» **What you need to do**: Update the records below by changing every occurrence of "toolbar-separator" to "toolbar-divider". Reproduce all other lines and characters without any change.

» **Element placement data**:
[start]

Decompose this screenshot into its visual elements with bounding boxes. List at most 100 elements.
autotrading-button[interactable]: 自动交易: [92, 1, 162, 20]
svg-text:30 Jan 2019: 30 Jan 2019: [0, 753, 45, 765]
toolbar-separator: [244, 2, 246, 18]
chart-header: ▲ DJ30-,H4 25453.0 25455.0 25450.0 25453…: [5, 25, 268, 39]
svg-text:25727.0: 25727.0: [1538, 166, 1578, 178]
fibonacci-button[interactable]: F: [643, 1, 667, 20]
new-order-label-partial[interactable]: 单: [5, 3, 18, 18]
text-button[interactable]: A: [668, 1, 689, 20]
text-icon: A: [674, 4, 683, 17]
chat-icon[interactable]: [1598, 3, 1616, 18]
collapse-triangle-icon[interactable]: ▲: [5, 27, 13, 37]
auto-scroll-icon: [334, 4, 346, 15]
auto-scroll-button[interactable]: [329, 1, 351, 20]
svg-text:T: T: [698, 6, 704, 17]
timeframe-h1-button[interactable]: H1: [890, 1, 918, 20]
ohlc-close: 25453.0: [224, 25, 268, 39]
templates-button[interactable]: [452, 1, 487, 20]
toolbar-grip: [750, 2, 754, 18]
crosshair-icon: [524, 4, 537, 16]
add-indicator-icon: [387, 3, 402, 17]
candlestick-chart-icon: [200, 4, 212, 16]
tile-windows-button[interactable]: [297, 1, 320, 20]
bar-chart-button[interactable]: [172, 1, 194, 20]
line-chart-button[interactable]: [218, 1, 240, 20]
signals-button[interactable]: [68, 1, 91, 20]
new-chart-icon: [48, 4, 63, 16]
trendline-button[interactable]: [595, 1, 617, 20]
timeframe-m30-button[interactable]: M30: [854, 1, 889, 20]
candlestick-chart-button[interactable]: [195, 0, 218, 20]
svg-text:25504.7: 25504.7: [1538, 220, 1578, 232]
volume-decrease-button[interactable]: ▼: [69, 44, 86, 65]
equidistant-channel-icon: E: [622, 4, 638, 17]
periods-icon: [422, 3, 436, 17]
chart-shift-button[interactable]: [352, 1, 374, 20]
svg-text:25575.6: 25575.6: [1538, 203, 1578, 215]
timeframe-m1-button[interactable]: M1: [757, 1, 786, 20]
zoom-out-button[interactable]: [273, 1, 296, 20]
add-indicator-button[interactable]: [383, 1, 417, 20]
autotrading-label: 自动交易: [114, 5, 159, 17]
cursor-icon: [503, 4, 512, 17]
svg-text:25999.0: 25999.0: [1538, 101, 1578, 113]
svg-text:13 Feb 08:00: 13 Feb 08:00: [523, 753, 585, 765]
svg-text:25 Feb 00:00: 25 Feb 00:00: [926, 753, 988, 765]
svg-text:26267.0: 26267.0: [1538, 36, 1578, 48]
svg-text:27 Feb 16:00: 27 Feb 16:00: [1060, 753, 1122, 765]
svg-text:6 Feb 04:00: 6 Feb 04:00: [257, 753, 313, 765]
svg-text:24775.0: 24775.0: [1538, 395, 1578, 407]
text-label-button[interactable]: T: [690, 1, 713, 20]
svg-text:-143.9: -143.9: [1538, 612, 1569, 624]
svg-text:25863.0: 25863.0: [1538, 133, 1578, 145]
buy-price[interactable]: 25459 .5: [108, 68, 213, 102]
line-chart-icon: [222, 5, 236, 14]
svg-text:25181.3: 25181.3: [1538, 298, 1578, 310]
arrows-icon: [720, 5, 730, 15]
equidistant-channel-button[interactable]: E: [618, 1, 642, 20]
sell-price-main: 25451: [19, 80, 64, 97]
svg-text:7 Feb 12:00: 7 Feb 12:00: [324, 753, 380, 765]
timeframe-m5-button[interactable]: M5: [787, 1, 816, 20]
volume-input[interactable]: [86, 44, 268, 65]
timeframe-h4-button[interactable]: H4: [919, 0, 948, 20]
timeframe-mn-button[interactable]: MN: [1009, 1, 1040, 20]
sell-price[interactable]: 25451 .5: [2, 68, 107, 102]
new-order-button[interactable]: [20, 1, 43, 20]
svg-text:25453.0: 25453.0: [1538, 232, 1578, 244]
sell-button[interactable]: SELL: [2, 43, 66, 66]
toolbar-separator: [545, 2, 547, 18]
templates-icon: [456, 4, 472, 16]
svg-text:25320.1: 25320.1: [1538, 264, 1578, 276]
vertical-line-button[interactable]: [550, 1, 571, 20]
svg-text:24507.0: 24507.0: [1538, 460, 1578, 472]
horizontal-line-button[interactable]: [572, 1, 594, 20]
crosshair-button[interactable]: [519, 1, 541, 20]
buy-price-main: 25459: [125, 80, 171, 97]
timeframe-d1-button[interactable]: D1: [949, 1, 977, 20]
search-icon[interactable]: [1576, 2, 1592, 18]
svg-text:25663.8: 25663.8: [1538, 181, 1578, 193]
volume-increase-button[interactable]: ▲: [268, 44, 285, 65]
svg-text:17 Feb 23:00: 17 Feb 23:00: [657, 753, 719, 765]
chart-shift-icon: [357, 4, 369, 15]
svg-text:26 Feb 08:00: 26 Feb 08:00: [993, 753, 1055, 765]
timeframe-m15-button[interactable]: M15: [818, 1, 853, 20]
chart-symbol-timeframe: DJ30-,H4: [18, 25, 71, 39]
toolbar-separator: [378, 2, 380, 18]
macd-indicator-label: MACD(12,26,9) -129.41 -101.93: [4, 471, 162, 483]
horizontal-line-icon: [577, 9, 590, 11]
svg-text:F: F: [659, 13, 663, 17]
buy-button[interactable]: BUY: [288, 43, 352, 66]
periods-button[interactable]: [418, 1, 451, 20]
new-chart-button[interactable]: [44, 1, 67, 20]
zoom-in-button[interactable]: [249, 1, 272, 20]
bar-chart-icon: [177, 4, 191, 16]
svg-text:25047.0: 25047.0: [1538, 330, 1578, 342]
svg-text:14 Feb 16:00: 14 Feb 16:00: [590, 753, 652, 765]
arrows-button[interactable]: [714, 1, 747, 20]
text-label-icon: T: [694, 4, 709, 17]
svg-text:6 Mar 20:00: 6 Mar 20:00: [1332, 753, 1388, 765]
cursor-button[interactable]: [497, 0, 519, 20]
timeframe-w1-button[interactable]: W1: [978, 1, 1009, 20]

[end]

» **Response to this task**:
Decompose this screenshot into its visual elements with bounding boxes. List at most 100 elements.
autotrading-button[interactable]: 自动交易: [92, 1, 162, 20]
svg-text:30 Jan 2019: 30 Jan 2019: [0, 753, 45, 765]
toolbar-divider: [244, 2, 246, 18]
chart-header: ▲ DJ30-,H4 25453.0 25455.0 25450.0 25453…: [5, 25, 268, 39]
svg-text:25727.0: 25727.0: [1538, 166, 1578, 178]
fibonacci-button[interactable]: F: [643, 1, 667, 20]
new-order-label-partial[interactable]: 单: [5, 3, 18, 18]
text-button[interactable]: A: [668, 1, 689, 20]
text-icon: A: [674, 4, 683, 17]
chat-icon[interactable]: [1598, 3, 1616, 18]
collapse-triangle-icon[interactable]: ▲: [5, 27, 13, 37]
auto-scroll-icon: [334, 4, 346, 15]
auto-scroll-button[interactable]: [329, 1, 351, 20]
svg-text:T: T: [698, 6, 704, 17]
timeframe-h1-button[interactable]: H1: [890, 1, 918, 20]
ohlc-close: 25453.0: [224, 25, 268, 39]
templates-button[interactable]: [452, 1, 487, 20]
toolbar-grip: [750, 2, 754, 18]
crosshair-icon: [524, 4, 537, 16]
add-indicator-icon: [387, 3, 402, 17]
candlestick-chart-icon: [200, 4, 212, 16]
tile-windows-button[interactable]: [297, 1, 320, 20]
bar-chart-button[interactable]: [172, 1, 194, 20]
line-chart-button[interactable]: [218, 1, 240, 20]
signals-button[interactable]: [68, 1, 91, 20]
new-chart-icon: [48, 4, 63, 16]
trendline-button[interactable]: [595, 1, 617, 20]
timeframe-m30-button[interactable]: M30: [854, 1, 889, 20]
candlestick-chart-button[interactable]: [195, 0, 218, 20]
svg-text:25504.7: 25504.7: [1538, 220, 1578, 232]
volume-decrease-button[interactable]: ▼: [69, 44, 86, 65]
equidistant-channel-icon: E: [622, 4, 638, 17]
periods-icon: [422, 3, 436, 17]
chart-shift-button[interactable]: [352, 1, 374, 20]
svg-text:25575.6: 25575.6: [1538, 203, 1578, 215]
timeframe-m1-button[interactable]: M1: [757, 1, 786, 20]
zoom-out-button[interactable]: [273, 1, 296, 20]
add-indicator-button[interactable]: [383, 1, 417, 20]
autotrading-label: 自动交易: [114, 5, 159, 17]
cursor-icon: [503, 4, 512, 17]
svg-text:25999.0: 25999.0: [1538, 101, 1578, 113]
svg-text:13 Feb 08:00: 13 Feb 08:00: [523, 753, 585, 765]
svg-text:25 Feb 00:00: 25 Feb 00:00: [926, 753, 988, 765]
svg-text:26267.0: 26267.0: [1538, 36, 1578, 48]
svg-text:27 Feb 16:00: 27 Feb 16:00: [1060, 753, 1122, 765]
svg-text:6 Feb 04:00: 6 Feb 04:00: [257, 753, 313, 765]
svg-text:24775.0: 24775.0: [1538, 395, 1578, 407]
text-label-button[interactable]: T: [690, 1, 713, 20]
svg-text:-143.9: -143.9: [1538, 612, 1569, 624]
svg-text:25863.0: 25863.0: [1538, 133, 1578, 145]
buy-price[interactable]: 25459 .5: [108, 68, 213, 102]
line-chart-icon: [222, 5, 236, 14]
svg-text:25181.3: 25181.3: [1538, 298, 1578, 310]
arrows-icon: [720, 5, 730, 15]
equidistant-channel-button[interactable]: E: [618, 1, 642, 20]
sell-price-main: 25451: [19, 80, 64, 97]
svg-text:7 Feb 12:00: 7 Feb 12:00: [324, 753, 380, 765]
timeframe-m5-button[interactable]: M5: [787, 1, 816, 20]
volume-input[interactable]: [86, 44, 268, 65]
timeframe-h4-button[interactable]: H4: [919, 0, 948, 20]
timeframe-mn-button[interactable]: MN: [1009, 1, 1040, 20]
sell-price[interactable]: 25451 .5: [2, 68, 107, 102]
new-order-button[interactable]: [20, 1, 43, 20]
svg-text:25453.0: 25453.0: [1538, 232, 1578, 244]
sell-button[interactable]: SELL: [2, 43, 66, 66]
toolbar-divider: [545, 2, 547, 18]
templates-icon: [456, 4, 472, 16]
svg-text:25320.1: 25320.1: [1538, 264, 1578, 276]
vertical-line-button[interactable]: [550, 1, 571, 20]
svg-text:24507.0: 24507.0: [1538, 460, 1578, 472]
horizontal-line-button[interactable]: [572, 1, 594, 20]
crosshair-button[interactable]: [519, 1, 541, 20]
buy-price-main: 25459: [125, 80, 171, 97]
timeframe-d1-button[interactable]: D1: [949, 1, 977, 20]
search-icon[interactable]: [1576, 2, 1592, 18]
svg-text:25663.8: 25663.8: [1538, 181, 1578, 193]
volume-increase-button[interactable]: ▲: [268, 44, 285, 65]
svg-text:17 Feb 23:00: 17 Feb 23:00: [657, 753, 719, 765]
chart-shift-icon: [357, 4, 369, 15]
svg-text:26 Feb 08:00: 26 Feb 08:00: [993, 753, 1055, 765]
timeframe-m15-button[interactable]: M15: [818, 1, 853, 20]
chart-symbol-timeframe: DJ30-,H4: [18, 25, 71, 39]
toolbar-divider: [378, 2, 380, 18]
macd-indicator-label: MACD(12,26,9) -129.41 -101.93: [4, 471, 162, 483]
horizontal-line-icon: [577, 9, 590, 11]
svg-text:F: F: [659, 13, 663, 17]
buy-button[interactable]: BUY: [288, 43, 352, 66]
periods-button[interactable]: [418, 1, 451, 20]
new-chart-button[interactable]: [44, 1, 67, 20]
zoom-in-button[interactable]: [249, 1, 272, 20]
bar-chart-icon: [177, 4, 191, 16]
svg-text:25047.0: 25047.0: [1538, 330, 1578, 342]
svg-text:14 Feb 16:00: 14 Feb 16:00: [590, 753, 652, 765]
arrows-button[interactable]: [714, 1, 747, 20]
text-label-icon: T: [694, 4, 709, 17]
svg-text:6 Mar 20:00: 6 Mar 20:00: [1332, 753, 1388, 765]
cursor-button[interactable]: [497, 0, 519, 20]
timeframe-w1-button[interactable]: W1: [978, 1, 1009, 20]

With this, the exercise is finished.